Vorliegender Text:
++++

Man sieht darauf, wie ein Boulder County Sheriff vor der Festnahme Eslocker anweist, den Bürgersteig vor dem Hotel zu verlassen. Der Sheriff sagt, der Bürgersteig sei Eigentum des Hotels. Eslocker besteht auf seinem Recht, sich auf öffentlichem Grund und Boden aufzuhalten, und dann sieht man, wie der Sheriff ihn vom Bürgersteig auf die befahrene Straße abdrängt. Nun sagt der Polizist zu ihm: "Jetzt behinderst du den Verkehr", und zwingt den Reporter auf die andere Straßenseite.

Darauf sieht man, wie zwei Stunden später städtische Polizisten kommen und Eslocker in Arrest nehmen, offenbar auf eine Beschwerde des Brown Palace Hotels hin. Ein Zigarre rauchender Polizist packt Eslocker am Hals und dreht ihm den Arm auf den Rücken, obwohl dieser keinerlei Widerstand leistet. Man hört einen Beamten sagen: "Du kannst froh sein, dass wir dich nicht verprügelt haben."

++++

Datensätze:
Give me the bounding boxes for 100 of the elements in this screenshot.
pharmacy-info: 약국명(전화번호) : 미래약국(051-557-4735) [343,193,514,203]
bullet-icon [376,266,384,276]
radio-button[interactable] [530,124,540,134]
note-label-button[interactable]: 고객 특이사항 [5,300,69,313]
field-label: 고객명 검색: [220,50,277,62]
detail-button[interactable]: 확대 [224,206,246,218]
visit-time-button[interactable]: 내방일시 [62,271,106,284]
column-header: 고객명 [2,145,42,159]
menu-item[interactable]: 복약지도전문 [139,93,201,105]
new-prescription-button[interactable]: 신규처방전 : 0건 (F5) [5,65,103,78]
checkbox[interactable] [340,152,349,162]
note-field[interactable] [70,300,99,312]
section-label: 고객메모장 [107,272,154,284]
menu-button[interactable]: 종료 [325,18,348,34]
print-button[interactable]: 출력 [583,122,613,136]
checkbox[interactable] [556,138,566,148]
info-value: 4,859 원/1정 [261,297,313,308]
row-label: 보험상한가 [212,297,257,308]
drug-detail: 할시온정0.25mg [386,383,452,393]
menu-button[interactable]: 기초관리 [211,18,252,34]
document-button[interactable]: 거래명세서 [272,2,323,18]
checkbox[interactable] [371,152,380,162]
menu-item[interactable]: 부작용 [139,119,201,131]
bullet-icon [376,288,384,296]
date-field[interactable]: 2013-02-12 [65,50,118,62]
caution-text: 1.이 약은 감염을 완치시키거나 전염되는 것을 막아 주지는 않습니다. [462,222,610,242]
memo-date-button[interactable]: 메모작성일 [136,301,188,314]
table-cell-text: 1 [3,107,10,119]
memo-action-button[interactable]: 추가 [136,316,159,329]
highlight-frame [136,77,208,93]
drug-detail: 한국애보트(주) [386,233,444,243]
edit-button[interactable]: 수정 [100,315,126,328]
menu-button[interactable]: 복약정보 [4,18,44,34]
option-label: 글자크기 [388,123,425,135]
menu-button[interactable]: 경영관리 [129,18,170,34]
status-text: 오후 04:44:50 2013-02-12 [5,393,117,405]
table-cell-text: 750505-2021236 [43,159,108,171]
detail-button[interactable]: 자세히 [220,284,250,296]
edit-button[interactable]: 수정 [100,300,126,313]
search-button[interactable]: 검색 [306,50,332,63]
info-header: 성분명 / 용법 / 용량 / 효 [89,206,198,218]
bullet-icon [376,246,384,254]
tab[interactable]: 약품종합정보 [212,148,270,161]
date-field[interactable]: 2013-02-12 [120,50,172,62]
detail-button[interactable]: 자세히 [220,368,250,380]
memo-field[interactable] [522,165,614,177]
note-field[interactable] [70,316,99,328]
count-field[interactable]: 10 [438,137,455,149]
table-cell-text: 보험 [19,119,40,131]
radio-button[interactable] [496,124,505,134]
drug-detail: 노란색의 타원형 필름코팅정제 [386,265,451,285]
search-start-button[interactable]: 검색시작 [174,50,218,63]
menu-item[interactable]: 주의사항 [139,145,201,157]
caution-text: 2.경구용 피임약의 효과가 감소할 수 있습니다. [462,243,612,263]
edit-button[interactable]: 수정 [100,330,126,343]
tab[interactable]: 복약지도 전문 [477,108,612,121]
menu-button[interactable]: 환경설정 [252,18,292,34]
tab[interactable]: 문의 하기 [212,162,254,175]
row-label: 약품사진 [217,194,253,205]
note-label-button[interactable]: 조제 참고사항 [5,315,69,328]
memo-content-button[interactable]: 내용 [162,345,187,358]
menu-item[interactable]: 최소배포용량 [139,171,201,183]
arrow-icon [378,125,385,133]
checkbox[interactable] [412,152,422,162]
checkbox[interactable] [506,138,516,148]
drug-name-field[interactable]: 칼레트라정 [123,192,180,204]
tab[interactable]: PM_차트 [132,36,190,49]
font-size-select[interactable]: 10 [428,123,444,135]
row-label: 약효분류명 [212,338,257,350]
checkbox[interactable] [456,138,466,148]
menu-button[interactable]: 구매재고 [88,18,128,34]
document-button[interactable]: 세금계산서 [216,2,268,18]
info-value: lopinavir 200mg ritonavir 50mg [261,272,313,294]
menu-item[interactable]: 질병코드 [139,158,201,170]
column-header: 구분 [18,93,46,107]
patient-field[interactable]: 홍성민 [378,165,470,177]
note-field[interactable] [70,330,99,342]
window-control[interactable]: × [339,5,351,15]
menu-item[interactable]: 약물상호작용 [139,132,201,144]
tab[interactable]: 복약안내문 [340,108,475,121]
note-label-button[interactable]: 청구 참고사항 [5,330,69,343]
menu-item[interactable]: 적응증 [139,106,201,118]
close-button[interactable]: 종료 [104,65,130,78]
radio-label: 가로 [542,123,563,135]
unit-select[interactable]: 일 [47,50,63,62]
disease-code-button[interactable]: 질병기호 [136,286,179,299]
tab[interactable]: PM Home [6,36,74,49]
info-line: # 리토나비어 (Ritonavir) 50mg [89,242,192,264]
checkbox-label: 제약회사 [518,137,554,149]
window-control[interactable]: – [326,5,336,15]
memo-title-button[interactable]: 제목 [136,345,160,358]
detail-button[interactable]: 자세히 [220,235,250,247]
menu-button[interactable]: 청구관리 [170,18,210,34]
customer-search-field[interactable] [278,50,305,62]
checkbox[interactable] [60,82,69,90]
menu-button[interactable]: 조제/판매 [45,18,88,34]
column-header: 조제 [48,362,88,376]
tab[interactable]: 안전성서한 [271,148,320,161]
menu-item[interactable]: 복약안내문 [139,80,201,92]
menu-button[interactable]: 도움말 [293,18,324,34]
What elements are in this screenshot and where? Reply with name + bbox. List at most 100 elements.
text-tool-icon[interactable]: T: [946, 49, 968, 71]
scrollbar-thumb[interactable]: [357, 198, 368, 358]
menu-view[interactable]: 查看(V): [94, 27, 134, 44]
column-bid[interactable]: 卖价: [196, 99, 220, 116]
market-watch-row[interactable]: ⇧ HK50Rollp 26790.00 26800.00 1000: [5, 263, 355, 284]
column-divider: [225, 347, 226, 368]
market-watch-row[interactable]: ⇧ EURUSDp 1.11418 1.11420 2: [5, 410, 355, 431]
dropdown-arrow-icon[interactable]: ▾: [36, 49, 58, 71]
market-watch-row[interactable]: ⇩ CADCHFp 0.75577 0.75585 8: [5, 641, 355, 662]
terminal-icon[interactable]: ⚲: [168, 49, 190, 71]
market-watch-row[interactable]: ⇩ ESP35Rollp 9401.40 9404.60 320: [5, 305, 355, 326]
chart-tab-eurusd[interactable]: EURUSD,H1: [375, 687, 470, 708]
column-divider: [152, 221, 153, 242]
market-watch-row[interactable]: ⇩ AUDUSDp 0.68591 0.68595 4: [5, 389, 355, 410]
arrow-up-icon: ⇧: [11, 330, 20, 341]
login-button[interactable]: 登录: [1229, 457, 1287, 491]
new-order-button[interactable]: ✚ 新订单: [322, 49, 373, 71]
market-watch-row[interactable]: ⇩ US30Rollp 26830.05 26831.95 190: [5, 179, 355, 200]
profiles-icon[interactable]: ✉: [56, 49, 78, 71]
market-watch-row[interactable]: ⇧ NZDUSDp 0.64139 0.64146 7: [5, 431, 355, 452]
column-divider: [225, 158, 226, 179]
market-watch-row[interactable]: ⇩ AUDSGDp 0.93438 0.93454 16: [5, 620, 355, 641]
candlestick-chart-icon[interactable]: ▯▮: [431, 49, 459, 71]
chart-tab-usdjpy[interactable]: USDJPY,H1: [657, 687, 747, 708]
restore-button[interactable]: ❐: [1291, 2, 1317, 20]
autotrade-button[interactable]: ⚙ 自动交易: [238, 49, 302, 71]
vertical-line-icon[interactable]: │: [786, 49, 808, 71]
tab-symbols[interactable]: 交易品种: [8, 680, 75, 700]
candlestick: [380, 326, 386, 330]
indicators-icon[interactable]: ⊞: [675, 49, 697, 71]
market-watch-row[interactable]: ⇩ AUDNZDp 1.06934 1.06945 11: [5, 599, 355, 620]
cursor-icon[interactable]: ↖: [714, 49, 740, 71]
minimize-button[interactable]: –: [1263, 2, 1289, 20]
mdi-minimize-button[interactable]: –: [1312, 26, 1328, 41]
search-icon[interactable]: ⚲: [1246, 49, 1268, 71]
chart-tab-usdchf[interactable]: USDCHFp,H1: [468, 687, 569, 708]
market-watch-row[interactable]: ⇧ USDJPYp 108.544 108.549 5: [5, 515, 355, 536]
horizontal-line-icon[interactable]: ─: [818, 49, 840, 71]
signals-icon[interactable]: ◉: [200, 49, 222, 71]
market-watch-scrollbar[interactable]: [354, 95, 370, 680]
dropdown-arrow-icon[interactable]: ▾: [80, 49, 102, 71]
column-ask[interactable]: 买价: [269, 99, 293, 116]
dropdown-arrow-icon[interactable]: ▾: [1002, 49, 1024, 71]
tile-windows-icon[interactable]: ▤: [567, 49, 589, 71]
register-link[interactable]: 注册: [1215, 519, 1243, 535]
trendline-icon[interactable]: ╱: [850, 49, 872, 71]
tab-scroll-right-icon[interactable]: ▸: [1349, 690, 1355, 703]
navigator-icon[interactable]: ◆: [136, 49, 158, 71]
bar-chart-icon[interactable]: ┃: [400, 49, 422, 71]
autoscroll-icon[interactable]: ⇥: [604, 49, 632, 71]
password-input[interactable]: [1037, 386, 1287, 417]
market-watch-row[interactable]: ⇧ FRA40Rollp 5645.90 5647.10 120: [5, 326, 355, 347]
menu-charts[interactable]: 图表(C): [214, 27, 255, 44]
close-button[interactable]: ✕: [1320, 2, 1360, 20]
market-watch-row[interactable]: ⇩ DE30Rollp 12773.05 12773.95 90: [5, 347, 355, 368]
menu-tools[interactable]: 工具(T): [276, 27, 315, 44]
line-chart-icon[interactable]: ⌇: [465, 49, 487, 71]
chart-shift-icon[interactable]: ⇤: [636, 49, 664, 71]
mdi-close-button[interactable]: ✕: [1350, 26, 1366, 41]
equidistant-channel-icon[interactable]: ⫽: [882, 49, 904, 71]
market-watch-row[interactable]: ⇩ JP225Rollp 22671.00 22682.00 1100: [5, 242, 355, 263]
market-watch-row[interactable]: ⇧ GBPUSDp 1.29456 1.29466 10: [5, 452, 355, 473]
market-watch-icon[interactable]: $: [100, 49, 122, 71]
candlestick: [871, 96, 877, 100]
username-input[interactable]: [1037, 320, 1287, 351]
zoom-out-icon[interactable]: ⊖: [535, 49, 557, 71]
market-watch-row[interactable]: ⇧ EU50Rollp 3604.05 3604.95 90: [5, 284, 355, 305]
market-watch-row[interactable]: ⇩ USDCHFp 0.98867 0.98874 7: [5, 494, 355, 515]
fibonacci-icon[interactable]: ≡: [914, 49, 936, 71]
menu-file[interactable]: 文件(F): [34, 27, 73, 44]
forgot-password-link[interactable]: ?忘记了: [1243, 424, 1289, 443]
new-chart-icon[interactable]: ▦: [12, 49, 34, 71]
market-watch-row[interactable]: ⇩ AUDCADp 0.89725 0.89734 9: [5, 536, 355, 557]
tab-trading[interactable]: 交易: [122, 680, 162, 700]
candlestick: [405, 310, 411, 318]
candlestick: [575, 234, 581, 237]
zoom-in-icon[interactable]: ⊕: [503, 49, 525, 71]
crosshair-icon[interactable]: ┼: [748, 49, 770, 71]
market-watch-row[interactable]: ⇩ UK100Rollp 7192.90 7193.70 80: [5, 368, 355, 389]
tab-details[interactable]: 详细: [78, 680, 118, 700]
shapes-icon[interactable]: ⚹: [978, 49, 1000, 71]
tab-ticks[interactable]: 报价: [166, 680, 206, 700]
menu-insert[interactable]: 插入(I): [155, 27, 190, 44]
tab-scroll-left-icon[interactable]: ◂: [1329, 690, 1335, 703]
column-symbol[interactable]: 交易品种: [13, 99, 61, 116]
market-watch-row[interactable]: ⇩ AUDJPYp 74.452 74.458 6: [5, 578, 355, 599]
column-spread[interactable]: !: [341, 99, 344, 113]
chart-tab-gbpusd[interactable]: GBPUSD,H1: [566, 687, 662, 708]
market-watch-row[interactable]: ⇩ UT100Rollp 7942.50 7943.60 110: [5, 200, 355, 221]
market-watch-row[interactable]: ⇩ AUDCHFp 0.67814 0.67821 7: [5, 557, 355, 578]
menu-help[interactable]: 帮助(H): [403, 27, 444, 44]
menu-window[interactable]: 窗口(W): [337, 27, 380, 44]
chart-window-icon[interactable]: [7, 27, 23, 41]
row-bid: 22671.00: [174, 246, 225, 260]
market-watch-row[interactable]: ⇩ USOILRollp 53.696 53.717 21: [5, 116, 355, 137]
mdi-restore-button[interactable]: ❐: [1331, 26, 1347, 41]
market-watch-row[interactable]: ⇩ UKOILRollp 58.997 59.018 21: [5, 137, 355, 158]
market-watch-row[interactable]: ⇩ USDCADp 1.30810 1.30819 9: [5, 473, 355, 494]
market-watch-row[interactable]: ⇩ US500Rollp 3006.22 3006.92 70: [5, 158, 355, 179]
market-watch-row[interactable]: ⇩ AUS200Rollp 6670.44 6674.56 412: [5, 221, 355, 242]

++++

Aufgabe:
Beantworte anhand des Berichts über die Festnahme Eslockers diese Fragen:
1. Wem gehört der Bürgersteig laut Aussage des Sheriffs?
2. Wie viel Zeit vergeht, bis städtische Polizisten kommen und Eslocker in Arrest nehmen?
3. Was raucht der Polizist, der Eslocker am Hals packt?

Lösung:
1. Dem Hotel.
2. Zwei Stunden.
3. Eine Zigarre.